**ABOUT THIS TASK:**
In the records, find each line where "nach" occurs, and copy it.
(EXERCISE INPUTS Opens)
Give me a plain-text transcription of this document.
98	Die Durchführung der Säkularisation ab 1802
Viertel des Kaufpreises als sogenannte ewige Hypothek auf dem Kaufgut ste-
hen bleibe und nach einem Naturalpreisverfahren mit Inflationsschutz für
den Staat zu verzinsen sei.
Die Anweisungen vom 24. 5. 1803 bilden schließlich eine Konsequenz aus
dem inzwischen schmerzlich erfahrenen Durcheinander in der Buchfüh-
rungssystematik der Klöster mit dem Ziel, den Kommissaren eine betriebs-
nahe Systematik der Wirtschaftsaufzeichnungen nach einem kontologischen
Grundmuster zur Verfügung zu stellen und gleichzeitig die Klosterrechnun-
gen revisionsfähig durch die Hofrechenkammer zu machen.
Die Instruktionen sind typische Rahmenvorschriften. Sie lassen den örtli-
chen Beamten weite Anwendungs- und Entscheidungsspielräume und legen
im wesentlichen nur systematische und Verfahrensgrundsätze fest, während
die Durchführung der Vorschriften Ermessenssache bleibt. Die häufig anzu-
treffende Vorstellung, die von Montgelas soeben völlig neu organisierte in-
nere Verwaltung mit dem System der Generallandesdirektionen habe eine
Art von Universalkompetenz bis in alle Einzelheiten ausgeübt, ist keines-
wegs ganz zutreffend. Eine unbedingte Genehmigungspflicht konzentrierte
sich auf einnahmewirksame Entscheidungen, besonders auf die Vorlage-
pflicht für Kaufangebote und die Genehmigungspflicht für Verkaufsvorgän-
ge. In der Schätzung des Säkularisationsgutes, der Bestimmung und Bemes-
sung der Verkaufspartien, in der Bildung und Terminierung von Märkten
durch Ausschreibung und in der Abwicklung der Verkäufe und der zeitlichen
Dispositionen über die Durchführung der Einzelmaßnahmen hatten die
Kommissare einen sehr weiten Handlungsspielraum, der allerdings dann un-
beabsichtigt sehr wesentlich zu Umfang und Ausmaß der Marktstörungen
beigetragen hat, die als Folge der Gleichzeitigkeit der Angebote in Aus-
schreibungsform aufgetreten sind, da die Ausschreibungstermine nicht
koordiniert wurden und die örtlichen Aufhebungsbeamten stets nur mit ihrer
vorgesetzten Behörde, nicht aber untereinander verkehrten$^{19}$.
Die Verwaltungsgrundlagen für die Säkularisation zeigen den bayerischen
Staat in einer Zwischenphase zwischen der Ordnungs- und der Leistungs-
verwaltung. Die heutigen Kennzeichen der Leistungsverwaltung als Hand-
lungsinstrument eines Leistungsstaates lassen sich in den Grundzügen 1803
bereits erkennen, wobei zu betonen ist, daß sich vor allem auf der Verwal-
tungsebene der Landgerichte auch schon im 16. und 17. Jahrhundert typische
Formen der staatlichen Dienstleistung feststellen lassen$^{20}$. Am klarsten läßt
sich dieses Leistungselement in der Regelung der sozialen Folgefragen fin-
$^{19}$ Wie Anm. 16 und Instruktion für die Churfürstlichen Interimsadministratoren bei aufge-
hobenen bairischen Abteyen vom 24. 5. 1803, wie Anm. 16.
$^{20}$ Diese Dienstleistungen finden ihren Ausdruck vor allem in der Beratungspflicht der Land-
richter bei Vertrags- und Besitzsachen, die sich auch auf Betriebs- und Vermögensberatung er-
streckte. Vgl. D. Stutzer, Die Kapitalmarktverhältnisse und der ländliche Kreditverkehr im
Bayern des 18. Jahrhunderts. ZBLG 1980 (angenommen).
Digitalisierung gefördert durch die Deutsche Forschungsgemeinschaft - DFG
(EXERCISE INPUTS Closes)
**EXPECTED ANSWER:**
hen bleibe und nach einem Naturalpreisverfahren mit Inflationsschutz für
nahe Systematik der Wirtschaftsaufzeichnungen nach einem kontologischen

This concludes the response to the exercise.